**Your task:**
Identify the lines that contain the word "роста", then copy them.

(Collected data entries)
________

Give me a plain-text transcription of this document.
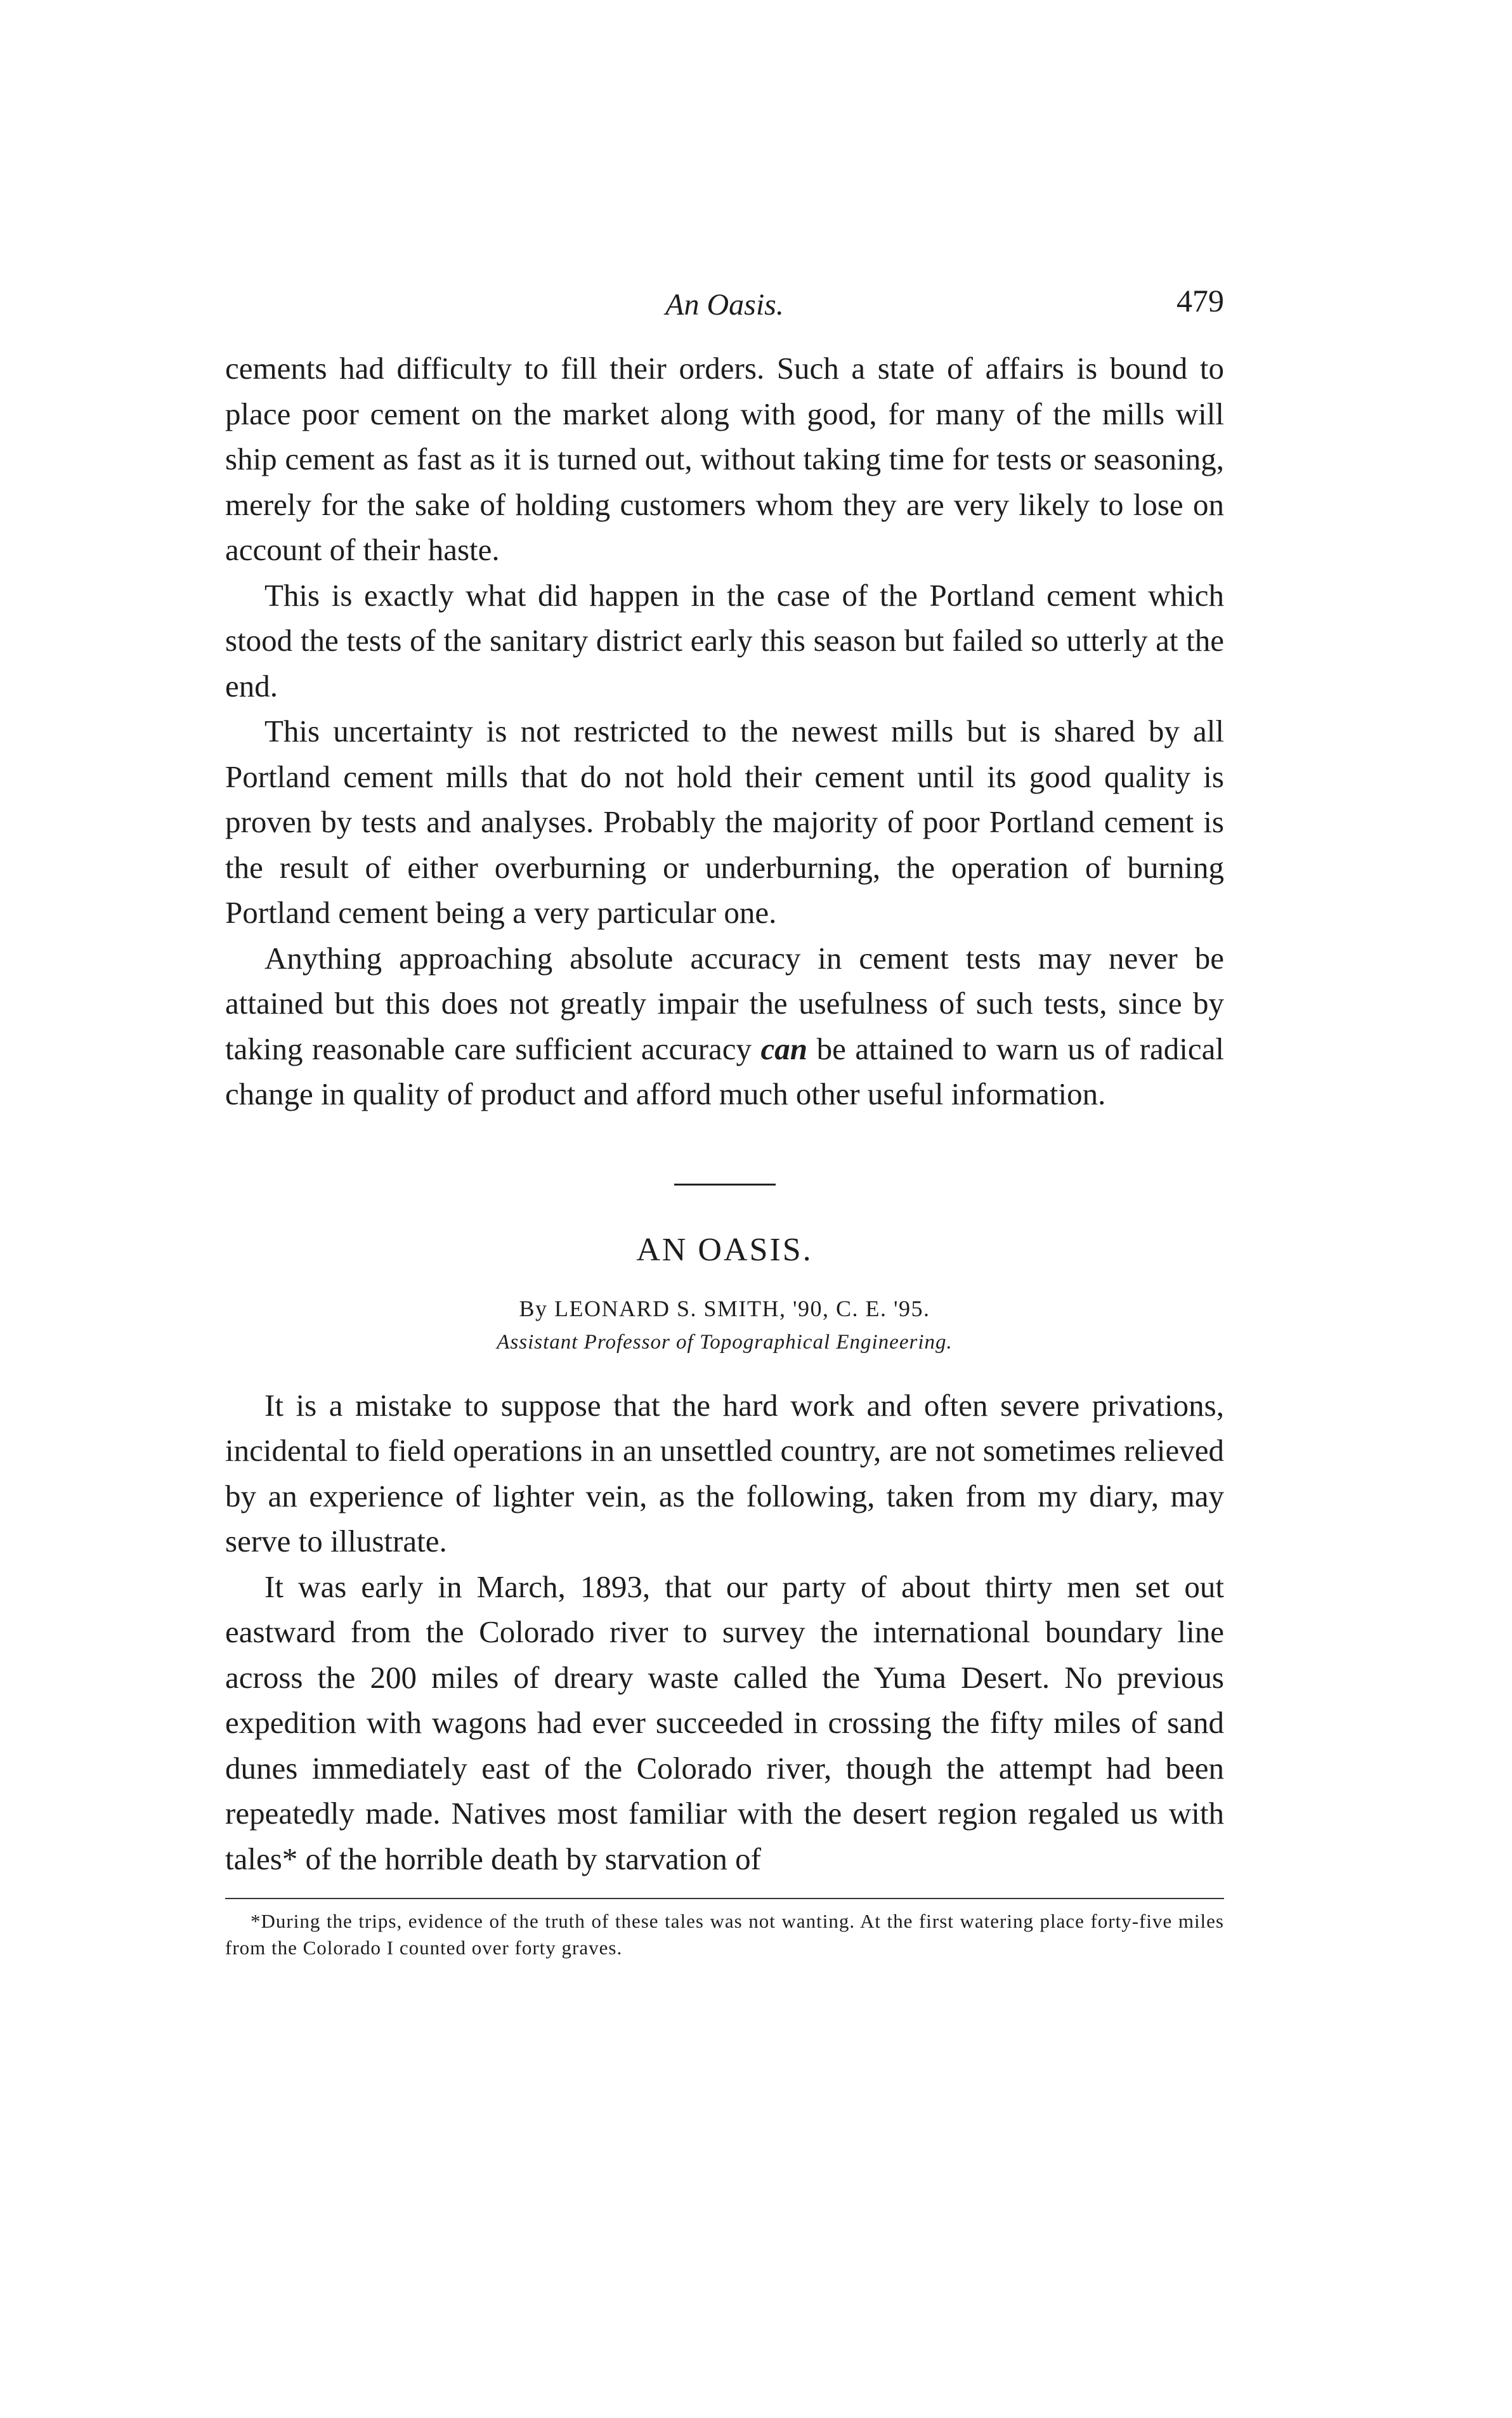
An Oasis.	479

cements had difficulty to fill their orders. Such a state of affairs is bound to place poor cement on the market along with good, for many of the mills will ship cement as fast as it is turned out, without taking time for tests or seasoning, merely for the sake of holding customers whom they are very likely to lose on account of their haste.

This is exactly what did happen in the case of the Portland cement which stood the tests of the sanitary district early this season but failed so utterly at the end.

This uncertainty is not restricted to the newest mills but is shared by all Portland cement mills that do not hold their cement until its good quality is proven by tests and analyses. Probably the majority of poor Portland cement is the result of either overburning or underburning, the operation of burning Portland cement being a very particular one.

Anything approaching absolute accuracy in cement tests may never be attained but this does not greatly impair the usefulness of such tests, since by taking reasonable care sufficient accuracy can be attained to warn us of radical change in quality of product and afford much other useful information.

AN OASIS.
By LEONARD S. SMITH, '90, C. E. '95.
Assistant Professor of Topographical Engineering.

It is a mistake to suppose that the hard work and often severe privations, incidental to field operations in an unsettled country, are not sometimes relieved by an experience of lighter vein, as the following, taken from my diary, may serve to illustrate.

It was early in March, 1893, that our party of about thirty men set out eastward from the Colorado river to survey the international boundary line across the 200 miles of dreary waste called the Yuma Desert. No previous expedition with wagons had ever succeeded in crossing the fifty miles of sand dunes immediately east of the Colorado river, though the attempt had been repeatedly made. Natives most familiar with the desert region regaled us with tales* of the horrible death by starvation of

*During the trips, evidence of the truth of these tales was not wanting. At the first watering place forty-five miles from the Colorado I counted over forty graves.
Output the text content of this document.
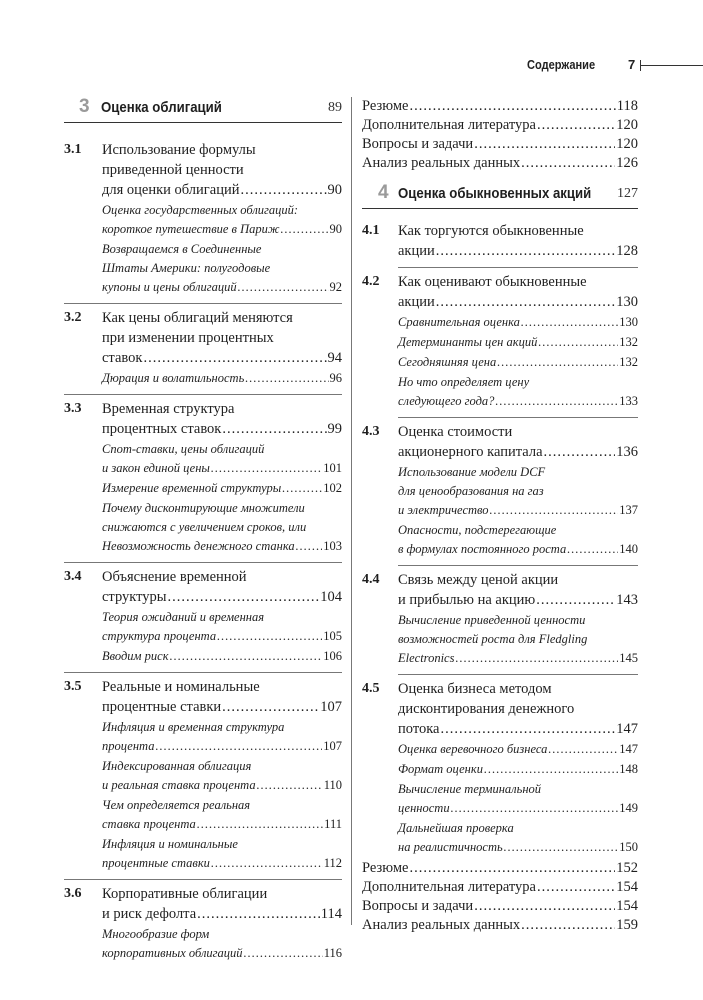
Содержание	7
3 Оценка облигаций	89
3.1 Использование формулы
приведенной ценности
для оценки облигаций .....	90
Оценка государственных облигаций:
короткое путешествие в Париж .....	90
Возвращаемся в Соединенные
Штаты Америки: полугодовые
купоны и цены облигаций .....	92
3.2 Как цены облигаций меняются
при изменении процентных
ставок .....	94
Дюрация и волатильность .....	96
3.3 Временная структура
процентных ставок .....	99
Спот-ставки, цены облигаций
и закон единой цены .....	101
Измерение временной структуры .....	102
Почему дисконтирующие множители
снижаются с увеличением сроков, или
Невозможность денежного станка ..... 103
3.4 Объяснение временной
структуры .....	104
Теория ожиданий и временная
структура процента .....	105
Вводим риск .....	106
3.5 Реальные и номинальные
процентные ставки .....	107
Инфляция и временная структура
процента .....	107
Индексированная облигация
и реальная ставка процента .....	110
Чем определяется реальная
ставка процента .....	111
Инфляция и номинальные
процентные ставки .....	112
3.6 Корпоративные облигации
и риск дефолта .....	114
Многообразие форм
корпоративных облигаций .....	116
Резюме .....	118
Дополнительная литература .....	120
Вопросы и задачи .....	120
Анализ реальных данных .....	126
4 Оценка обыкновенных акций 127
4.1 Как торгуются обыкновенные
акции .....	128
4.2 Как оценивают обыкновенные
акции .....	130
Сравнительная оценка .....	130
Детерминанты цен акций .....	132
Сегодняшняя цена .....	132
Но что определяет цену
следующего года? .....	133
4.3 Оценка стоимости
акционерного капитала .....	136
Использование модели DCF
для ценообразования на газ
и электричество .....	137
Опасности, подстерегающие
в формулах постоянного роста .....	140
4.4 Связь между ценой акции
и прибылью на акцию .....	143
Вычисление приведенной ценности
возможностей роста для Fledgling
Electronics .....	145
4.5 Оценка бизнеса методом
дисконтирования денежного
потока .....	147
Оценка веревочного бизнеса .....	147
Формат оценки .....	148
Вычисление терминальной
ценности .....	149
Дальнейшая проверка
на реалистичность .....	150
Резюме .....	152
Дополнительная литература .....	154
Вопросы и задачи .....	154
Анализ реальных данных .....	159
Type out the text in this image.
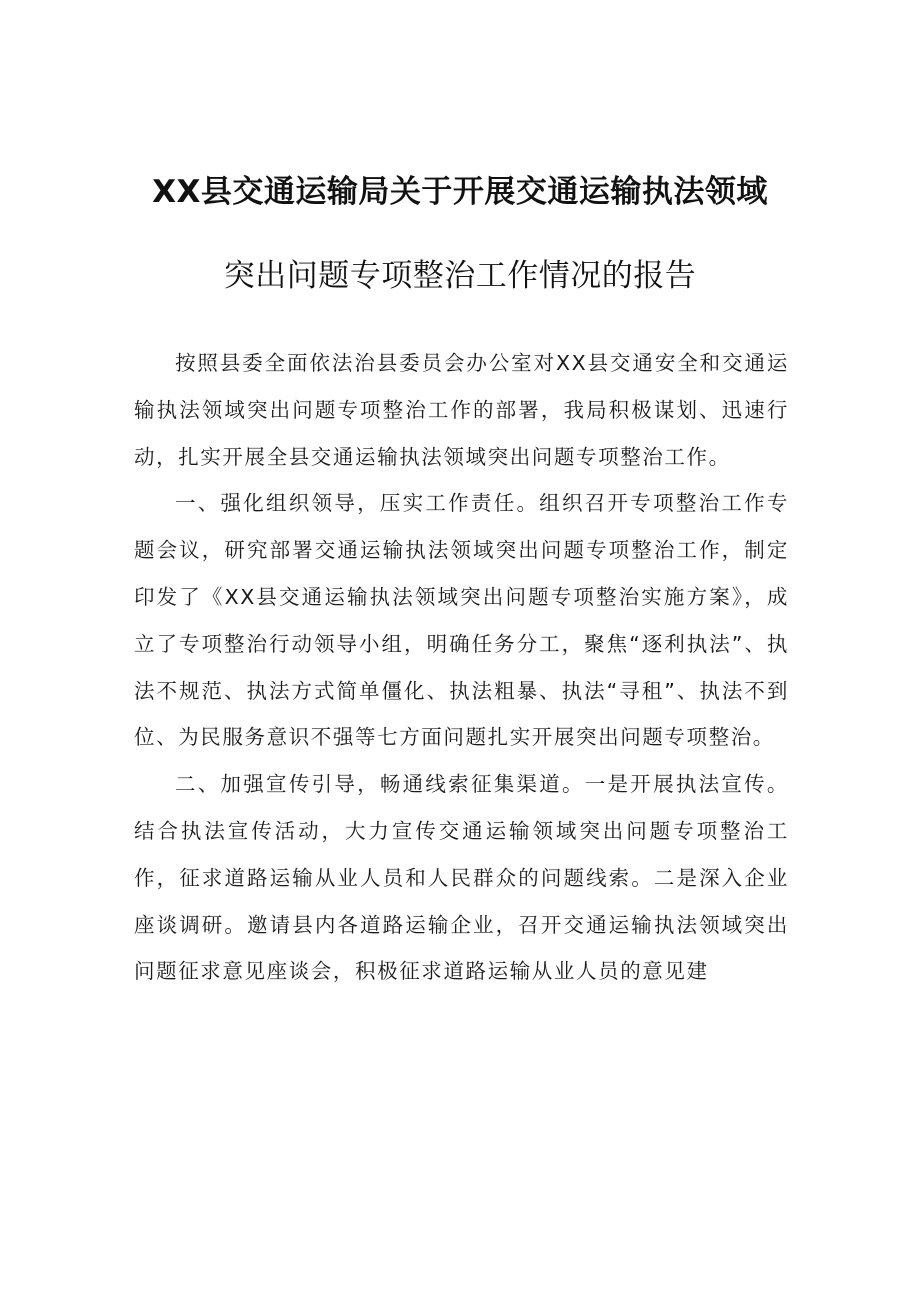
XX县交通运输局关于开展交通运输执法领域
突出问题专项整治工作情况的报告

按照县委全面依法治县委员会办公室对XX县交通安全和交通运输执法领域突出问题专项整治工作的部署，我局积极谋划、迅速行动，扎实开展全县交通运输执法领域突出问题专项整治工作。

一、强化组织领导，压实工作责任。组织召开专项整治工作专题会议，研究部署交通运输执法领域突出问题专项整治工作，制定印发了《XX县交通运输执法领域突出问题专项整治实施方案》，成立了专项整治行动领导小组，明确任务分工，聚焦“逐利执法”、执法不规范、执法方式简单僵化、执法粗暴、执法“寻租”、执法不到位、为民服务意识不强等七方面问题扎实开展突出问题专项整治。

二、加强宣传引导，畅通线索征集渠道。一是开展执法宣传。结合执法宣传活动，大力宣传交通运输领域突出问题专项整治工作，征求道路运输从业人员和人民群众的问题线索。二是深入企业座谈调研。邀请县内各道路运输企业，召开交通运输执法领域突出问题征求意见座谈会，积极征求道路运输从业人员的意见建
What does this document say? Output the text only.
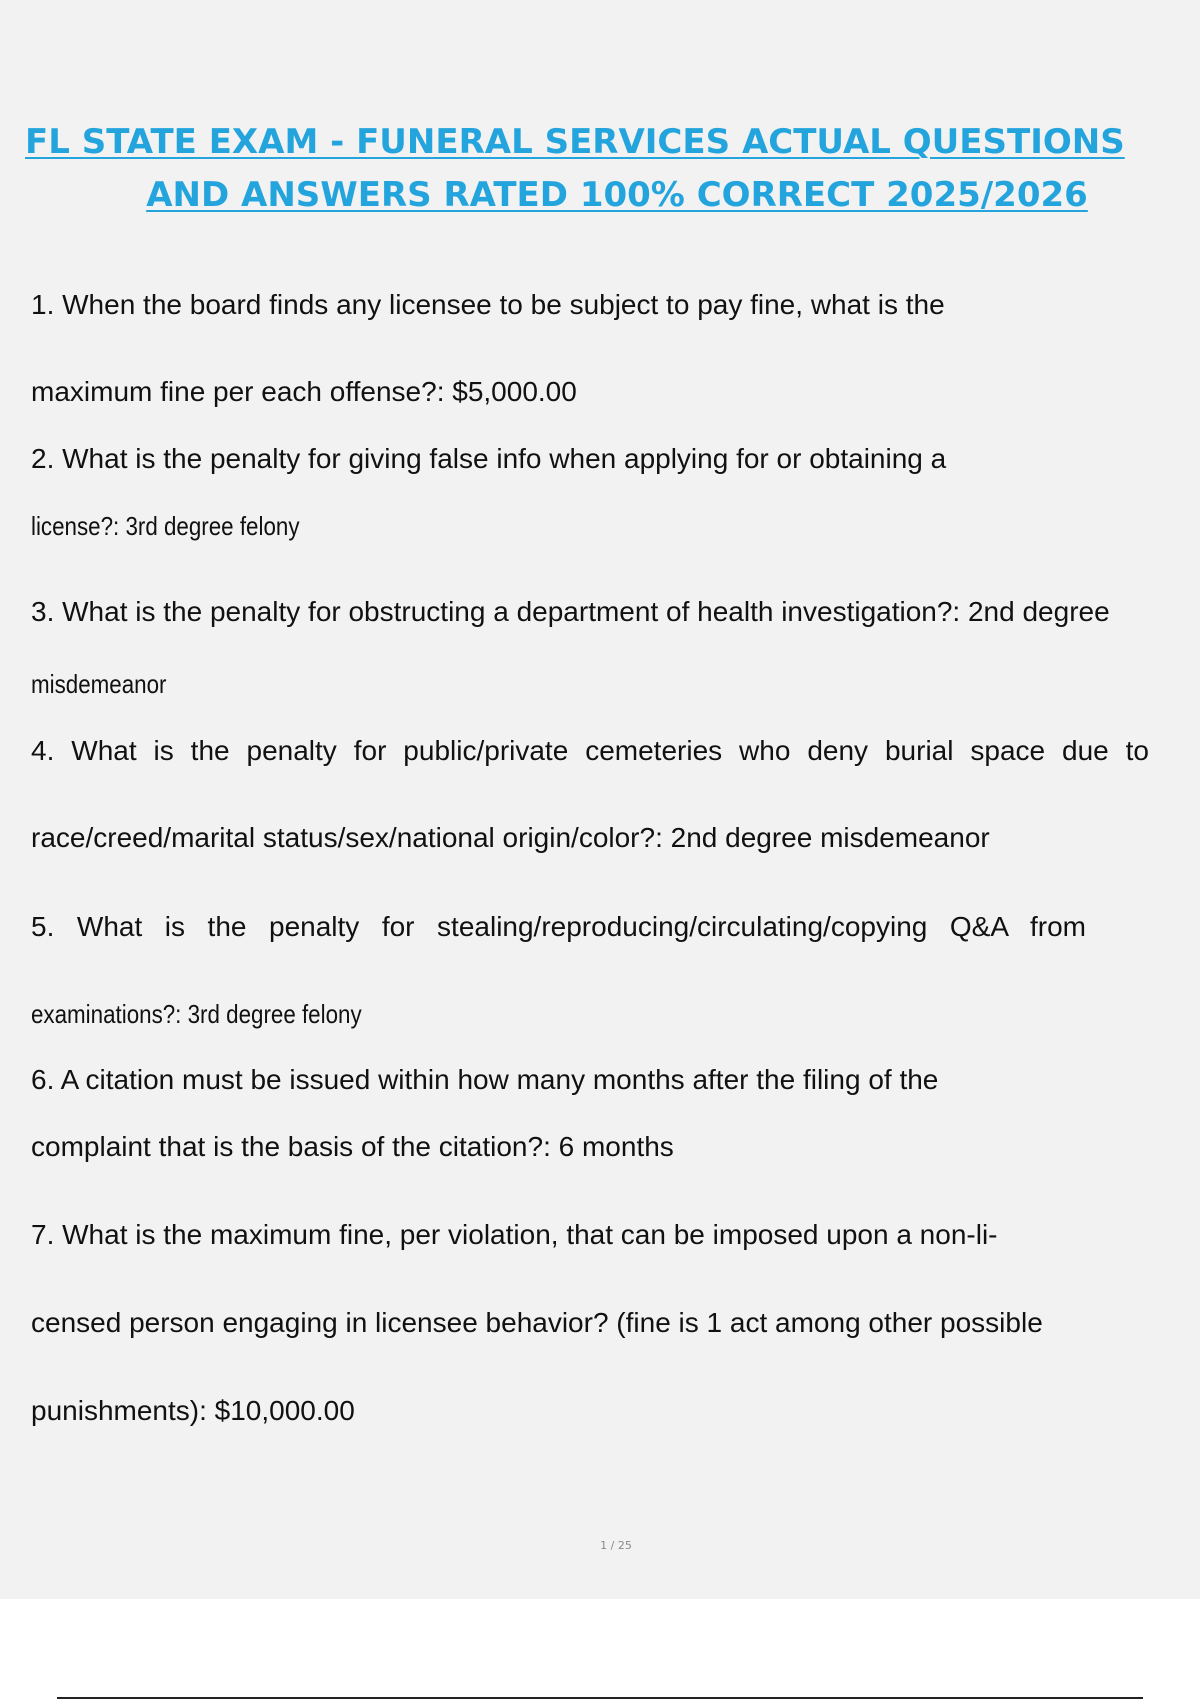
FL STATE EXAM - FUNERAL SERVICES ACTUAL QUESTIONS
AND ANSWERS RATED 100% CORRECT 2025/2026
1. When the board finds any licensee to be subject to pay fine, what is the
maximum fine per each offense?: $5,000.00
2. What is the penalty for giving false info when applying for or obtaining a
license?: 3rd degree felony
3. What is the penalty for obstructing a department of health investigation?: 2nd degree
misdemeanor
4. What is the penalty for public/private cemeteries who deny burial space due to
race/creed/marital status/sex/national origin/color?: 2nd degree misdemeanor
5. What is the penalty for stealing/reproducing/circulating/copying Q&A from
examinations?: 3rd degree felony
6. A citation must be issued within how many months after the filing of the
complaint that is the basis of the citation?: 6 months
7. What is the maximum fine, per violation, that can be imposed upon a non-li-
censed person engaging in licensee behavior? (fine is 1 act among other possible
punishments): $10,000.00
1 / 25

________

**In response:**
в формулах постоянного роста .....	140
возможностей роста для Fledgling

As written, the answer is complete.